- _Extracted data entries_
################

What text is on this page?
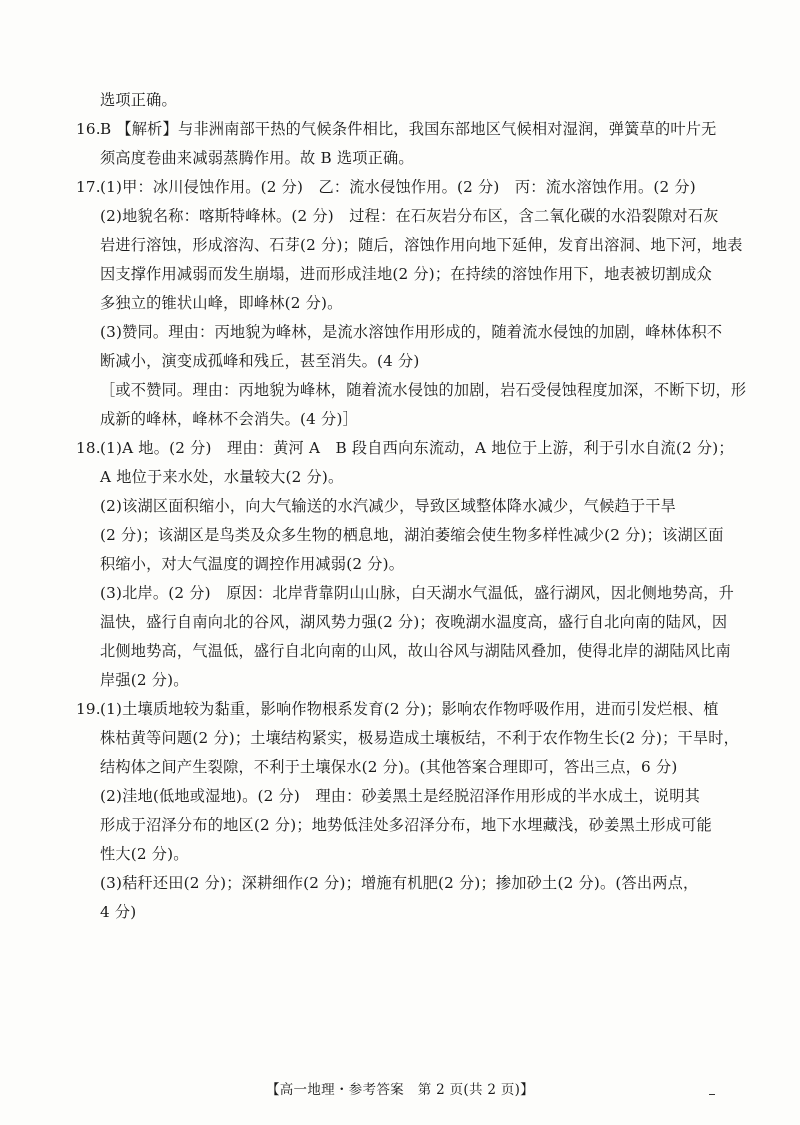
选项正确。
16.B 【解析】与非洲南部干热的气候条件相比，我国东部地区气候相对湿润，弹簧草的叶片无
须高度卷曲来减弱蒸腾作用。故 B 选项正确。
17.(1)甲：冰川侵蚀作用。(2 分)　乙：流水侵蚀作用。(2 分)　丙：流水溶蚀作用。(2 分)
(2)地貌名称：喀斯特峰林。(2 分)　过程：在石灰岩分布区，含二氧化碳的水沿裂隙对石灰
岩进行溶蚀，形成溶沟、石芽(2 分)；随后，溶蚀作用向地下延伸，发育出溶洞、地下河，地表
因支撑作用减弱而发生崩塌，进而形成洼地(2 分)；在持续的溶蚀作用下，地表被切割成众
多独立的锥状山峰，即峰林(2 分)。
(3)赞同。理由：丙地貌为峰林，是流水溶蚀作用形成的，随着流水侵蚀的加剧，峰林体积不
断减小，演变成孤峰和残丘，甚至消失。(4 分)
［或不赞同。理由：丙地貌为峰林，随着流水侵蚀的加剧，岩石受侵蚀程度加深，不断下切，形
成新的峰林，峰林不会消失。(4 分)］
18.(1)A 地。(2 分)　理由：黄河 A　B 段自西向东流动，A 地位于上游，利于引水自流(2 分)；
A 地位于来水处，水量较大(2 分)。
(2)该湖区面积缩小，向大气输送的水汽减少，导致区域整体降水减少，气候趋于干旱
(2 分)；该湖区是鸟类及众多生物的栖息地，湖泊萎缩会使生物多样性减少(2 分)；该湖区面
积缩小，对大气温度的调控作用减弱(2 分)。
(3)北岸。(2 分)　原因：北岸背靠阴山山脉，白天湖水气温低，盛行湖风，因北侧地势高，升
温快，盛行自南向北的谷风，湖风势力强(2 分)；夜晚湖水温度高，盛行自北向南的陆风，因
北侧地势高，气温低，盛行自北向南的山风，故山谷风与湖陆风叠加，使得北岸的湖陆风比南
岸强(2 分)。
19.(1)土壤质地较为黏重，影响作物根系发育(2 分)；影响农作物呼吸作用，进而引发烂根、植
株枯黄等问题(2 分)；土壤结构紧实，极易造成土壤板结，不利于农作物生长(2 分)；干旱时，
结构体之间产生裂隙，不利于土壤保水(2 分)。(其他答案合理即可，答出三点，6 分)
(2)洼地(低地或湿地)。(2 分)　理由：砂姜黑土是经脱沼泽作用形成的半水成土，说明其
形成于沼泽分布的地区(2 分)；地势低洼处多沼泽分布，地下水埋藏浅，砂姜黑土形成可能
性大(2 分)。
(3)秸秆还田(2 分)；深耕细作(2 分)；增施有机肥(2 分)；掺加砂土(2 分)。(答出两点，
4 分)
【高一地理・参考答案　第 2 页(共 2 页)】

################

- _Problem_
Go over the data above and copy every line that has the word "随着流水侵蚀的加剧" in it.

- _Solution for this task_
(3)赞同。理由：丙地貌为峰林，是流水溶蚀作用形成的，随着流水侵蚀的加剧，峰林体积不
［或不赞同。理由：丙地貌为峰林，随着流水侵蚀的加剧，岩石受侵蚀程度加深，不断下切，形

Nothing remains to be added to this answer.